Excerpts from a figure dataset
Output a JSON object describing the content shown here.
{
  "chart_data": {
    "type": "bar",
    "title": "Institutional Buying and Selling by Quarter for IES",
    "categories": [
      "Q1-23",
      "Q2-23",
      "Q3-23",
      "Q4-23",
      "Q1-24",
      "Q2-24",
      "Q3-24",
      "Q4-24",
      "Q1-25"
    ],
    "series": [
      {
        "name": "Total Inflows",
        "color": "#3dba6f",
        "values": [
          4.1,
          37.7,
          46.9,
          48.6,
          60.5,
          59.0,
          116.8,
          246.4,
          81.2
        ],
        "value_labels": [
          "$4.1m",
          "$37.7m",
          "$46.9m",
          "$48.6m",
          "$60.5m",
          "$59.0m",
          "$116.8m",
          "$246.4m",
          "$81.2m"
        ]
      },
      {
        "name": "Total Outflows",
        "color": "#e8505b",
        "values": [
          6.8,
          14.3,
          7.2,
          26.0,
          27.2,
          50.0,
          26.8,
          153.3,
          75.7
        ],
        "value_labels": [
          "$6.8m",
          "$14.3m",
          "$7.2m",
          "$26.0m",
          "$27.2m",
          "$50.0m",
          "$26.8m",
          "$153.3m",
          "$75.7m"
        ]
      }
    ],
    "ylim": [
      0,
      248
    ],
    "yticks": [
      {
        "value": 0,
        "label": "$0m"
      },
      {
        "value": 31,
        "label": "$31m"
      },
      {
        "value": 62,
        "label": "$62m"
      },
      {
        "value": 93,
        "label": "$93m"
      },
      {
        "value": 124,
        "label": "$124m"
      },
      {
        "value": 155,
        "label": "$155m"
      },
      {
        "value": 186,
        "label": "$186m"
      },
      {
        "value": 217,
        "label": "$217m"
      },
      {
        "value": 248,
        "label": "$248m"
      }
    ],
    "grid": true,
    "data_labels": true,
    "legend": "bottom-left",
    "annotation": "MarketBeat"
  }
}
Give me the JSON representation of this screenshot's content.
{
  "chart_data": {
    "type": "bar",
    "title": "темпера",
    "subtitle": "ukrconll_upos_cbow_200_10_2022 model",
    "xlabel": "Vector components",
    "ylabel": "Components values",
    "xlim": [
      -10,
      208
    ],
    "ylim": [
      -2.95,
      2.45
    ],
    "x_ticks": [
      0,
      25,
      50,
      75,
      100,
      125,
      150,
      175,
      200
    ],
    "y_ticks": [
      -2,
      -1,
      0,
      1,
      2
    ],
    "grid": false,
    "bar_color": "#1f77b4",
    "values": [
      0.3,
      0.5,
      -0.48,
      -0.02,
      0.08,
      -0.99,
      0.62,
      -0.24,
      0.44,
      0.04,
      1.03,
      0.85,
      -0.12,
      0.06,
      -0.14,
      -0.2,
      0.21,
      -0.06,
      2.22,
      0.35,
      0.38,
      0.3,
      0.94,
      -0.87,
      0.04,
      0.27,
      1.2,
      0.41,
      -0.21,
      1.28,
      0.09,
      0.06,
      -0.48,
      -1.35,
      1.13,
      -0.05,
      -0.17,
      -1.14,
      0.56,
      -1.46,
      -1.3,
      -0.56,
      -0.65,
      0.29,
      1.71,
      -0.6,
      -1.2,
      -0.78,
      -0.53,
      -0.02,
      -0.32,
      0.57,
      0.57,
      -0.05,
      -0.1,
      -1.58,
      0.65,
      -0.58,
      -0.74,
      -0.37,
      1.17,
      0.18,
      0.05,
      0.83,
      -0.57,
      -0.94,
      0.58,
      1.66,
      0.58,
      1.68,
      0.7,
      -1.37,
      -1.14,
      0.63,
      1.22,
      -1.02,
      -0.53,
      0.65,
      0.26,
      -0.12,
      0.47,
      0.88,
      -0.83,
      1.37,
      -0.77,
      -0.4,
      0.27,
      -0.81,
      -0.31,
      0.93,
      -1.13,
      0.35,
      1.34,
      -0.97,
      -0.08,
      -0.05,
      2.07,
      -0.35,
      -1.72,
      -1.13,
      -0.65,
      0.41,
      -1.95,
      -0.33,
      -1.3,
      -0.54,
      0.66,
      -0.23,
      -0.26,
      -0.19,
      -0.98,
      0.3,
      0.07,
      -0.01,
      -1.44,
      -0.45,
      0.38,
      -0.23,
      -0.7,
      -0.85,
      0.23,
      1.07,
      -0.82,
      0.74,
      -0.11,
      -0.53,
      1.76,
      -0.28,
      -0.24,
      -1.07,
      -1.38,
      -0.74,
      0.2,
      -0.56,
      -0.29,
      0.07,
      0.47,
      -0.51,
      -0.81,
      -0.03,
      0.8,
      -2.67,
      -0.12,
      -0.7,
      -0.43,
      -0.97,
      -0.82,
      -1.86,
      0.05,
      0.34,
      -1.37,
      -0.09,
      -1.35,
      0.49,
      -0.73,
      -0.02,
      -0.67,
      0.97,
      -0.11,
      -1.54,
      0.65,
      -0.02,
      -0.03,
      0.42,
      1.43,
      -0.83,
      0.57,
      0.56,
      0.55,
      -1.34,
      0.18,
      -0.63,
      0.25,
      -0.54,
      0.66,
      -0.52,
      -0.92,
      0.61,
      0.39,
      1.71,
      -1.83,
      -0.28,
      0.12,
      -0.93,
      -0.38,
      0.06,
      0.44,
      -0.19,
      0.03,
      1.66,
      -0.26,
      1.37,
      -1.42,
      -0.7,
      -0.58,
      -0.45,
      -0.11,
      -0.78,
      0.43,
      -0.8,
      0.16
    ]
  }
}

EXERCISE DETAILS: Go through the entries and return each line where the word "JSON" appears.

TASK RESPONSE:
Output a JSON object describing the content shown here.
Give me the JSON representation of this screenshot's content.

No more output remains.